## Instructions for the task
Lift out all lines below that contain "Seccion".

## Data listing
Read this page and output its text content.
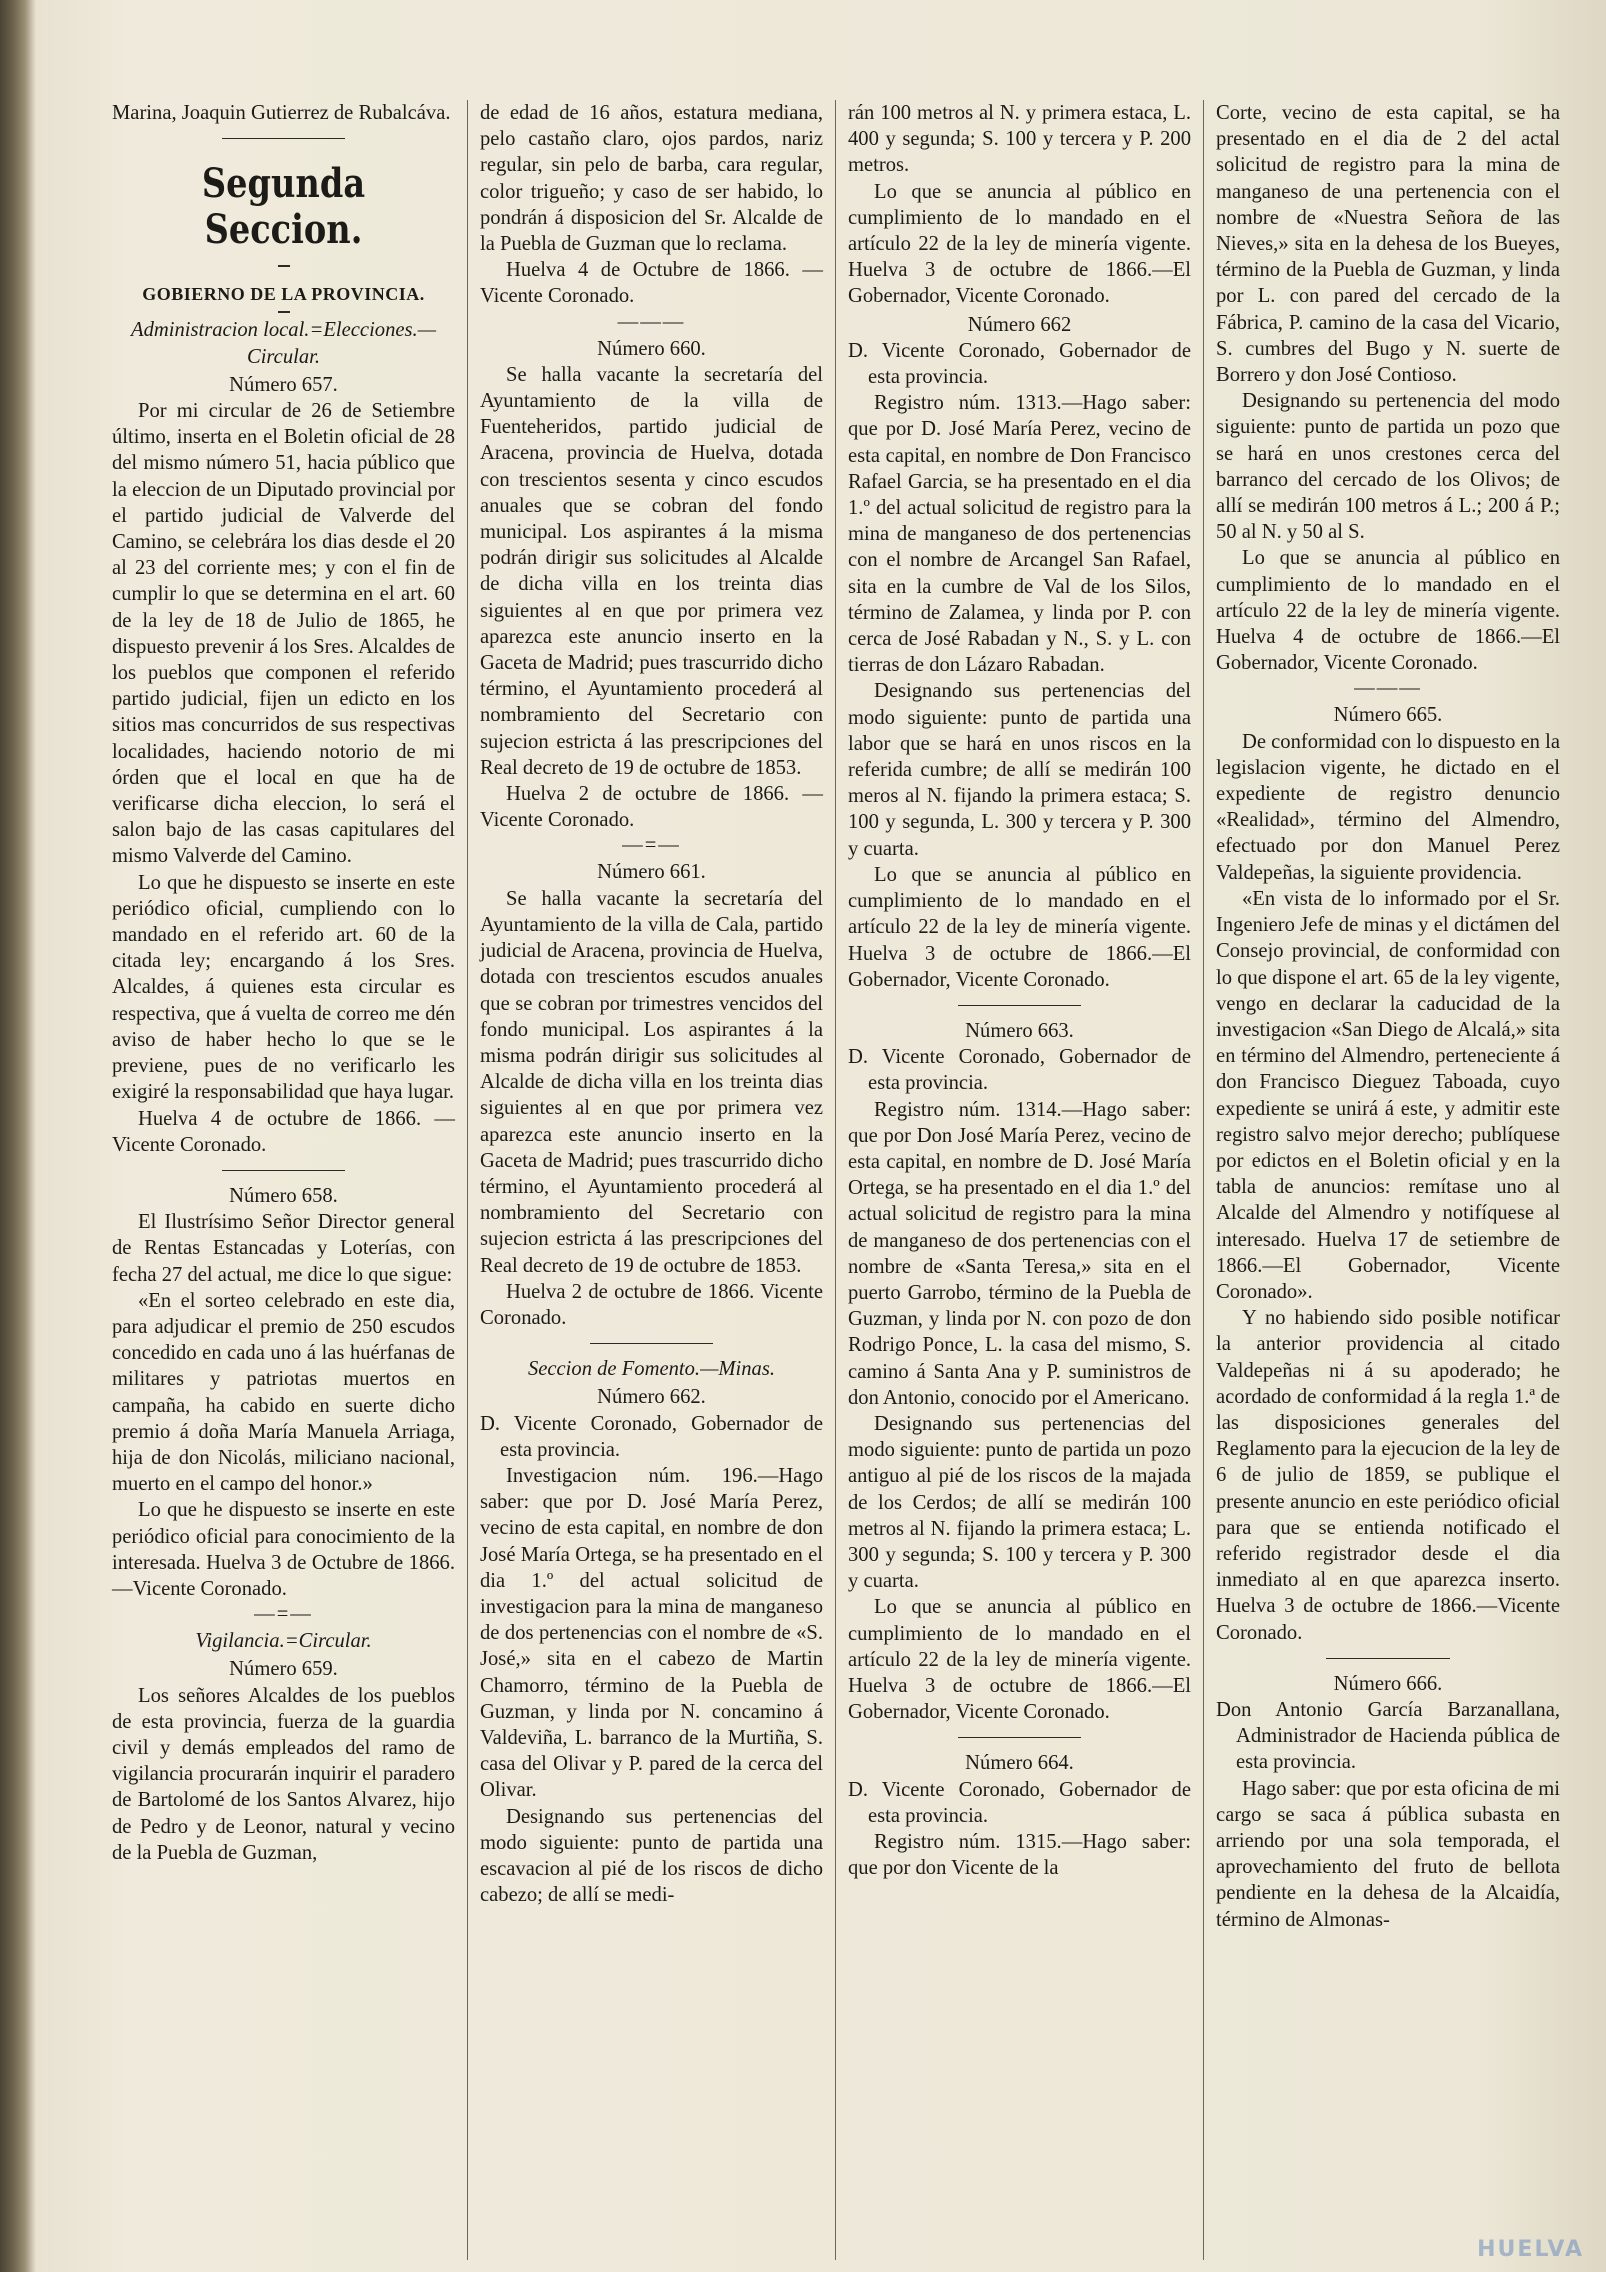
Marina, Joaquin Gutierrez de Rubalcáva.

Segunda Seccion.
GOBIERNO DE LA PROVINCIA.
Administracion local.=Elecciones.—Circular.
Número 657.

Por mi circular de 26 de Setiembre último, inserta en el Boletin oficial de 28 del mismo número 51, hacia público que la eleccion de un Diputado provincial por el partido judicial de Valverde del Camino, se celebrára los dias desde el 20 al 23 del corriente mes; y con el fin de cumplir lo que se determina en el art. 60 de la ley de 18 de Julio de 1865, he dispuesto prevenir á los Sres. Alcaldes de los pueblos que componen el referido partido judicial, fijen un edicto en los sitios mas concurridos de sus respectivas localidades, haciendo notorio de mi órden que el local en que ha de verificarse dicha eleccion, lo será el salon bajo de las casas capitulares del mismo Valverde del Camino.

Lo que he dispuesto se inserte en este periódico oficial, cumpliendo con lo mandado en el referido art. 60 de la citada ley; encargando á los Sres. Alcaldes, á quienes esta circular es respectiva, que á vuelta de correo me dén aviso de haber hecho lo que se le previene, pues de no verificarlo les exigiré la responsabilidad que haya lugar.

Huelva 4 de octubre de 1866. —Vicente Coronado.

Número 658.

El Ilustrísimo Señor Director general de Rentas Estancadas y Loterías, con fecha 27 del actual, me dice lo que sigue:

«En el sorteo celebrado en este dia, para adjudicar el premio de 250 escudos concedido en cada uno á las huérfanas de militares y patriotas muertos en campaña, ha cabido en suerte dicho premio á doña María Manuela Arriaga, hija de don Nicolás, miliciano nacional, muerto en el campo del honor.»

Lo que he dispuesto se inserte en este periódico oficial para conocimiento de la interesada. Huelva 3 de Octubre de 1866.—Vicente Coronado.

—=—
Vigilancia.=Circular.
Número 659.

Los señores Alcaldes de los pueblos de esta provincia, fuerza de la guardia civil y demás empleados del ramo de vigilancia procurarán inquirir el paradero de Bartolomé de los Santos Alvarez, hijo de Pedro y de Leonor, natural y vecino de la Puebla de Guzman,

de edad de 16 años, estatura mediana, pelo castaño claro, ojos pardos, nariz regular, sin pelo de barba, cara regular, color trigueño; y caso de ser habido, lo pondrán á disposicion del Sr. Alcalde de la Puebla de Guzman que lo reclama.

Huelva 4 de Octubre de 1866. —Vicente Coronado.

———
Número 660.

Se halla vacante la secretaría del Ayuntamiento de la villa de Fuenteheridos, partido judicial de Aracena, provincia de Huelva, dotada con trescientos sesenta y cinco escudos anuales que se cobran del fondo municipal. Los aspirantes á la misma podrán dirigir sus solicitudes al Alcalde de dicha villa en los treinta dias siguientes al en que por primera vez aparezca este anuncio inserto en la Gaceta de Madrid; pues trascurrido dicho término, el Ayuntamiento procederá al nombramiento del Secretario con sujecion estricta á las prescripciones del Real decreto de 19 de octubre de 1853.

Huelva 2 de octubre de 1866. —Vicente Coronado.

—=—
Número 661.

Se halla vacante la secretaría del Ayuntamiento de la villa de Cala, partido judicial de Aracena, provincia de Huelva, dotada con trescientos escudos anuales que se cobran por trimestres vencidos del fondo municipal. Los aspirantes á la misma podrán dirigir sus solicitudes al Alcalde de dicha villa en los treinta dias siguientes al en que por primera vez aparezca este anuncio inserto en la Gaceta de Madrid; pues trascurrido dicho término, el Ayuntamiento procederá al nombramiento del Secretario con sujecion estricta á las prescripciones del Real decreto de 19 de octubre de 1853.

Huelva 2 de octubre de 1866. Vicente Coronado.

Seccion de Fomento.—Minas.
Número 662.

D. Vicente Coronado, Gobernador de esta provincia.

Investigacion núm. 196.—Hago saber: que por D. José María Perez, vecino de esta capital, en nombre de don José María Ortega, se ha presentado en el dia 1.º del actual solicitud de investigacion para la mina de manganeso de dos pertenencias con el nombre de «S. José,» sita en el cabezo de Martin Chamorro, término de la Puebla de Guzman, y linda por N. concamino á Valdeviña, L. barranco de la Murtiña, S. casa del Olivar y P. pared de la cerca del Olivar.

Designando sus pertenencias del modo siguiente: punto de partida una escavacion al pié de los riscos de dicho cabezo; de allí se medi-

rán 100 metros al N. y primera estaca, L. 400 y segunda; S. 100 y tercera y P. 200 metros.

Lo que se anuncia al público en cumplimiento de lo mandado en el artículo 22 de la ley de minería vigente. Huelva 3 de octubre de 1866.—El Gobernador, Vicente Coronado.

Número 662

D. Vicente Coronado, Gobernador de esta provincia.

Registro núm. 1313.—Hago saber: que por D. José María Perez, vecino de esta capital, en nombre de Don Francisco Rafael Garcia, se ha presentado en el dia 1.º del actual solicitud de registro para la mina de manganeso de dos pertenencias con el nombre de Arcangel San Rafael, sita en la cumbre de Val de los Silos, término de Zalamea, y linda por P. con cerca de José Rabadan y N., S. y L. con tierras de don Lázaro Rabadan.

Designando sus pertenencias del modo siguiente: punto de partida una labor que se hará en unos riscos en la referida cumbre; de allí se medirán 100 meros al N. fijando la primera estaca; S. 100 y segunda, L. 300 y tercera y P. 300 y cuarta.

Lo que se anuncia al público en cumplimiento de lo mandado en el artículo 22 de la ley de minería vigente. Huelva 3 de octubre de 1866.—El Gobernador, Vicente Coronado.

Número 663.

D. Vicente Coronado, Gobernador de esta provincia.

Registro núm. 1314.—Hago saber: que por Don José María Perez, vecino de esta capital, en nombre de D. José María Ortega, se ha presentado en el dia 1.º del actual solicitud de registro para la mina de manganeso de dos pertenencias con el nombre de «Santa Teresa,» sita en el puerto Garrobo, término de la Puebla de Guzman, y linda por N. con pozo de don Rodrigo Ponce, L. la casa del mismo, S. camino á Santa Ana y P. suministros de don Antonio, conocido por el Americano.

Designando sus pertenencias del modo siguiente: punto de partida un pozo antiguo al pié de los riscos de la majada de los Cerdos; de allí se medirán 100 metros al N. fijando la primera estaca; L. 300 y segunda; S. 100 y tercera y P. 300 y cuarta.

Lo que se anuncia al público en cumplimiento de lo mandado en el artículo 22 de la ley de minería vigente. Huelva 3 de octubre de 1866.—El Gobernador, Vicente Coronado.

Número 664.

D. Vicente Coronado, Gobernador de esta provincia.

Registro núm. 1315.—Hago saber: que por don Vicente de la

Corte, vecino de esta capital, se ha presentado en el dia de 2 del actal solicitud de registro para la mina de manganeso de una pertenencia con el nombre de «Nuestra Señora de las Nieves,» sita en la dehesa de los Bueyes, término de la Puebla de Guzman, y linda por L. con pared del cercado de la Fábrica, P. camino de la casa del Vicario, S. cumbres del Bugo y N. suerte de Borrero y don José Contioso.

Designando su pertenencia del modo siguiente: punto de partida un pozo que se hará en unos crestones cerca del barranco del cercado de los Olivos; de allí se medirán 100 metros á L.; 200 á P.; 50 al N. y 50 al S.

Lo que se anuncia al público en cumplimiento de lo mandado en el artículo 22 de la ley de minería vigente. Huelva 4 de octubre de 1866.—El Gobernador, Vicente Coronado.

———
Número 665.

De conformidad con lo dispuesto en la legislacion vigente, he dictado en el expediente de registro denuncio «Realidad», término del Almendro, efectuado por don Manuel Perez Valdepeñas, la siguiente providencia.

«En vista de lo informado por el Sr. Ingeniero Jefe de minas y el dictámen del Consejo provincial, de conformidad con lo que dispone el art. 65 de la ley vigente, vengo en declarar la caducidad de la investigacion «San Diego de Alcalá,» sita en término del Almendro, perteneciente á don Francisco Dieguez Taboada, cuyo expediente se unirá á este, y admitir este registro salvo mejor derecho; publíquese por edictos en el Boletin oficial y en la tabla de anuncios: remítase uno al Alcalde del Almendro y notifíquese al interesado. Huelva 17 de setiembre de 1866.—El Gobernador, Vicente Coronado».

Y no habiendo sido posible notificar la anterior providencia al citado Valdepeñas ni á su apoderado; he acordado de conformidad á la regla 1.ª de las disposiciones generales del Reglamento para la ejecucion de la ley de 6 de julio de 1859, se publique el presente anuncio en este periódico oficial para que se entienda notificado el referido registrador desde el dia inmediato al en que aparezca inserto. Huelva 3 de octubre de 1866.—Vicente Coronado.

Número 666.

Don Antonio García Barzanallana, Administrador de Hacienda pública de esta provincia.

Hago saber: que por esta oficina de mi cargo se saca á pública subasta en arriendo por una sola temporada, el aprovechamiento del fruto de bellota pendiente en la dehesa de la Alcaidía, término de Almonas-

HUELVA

## Answer for this exercise
Segunda Seccion.
Seccion de Fomento.—Minas.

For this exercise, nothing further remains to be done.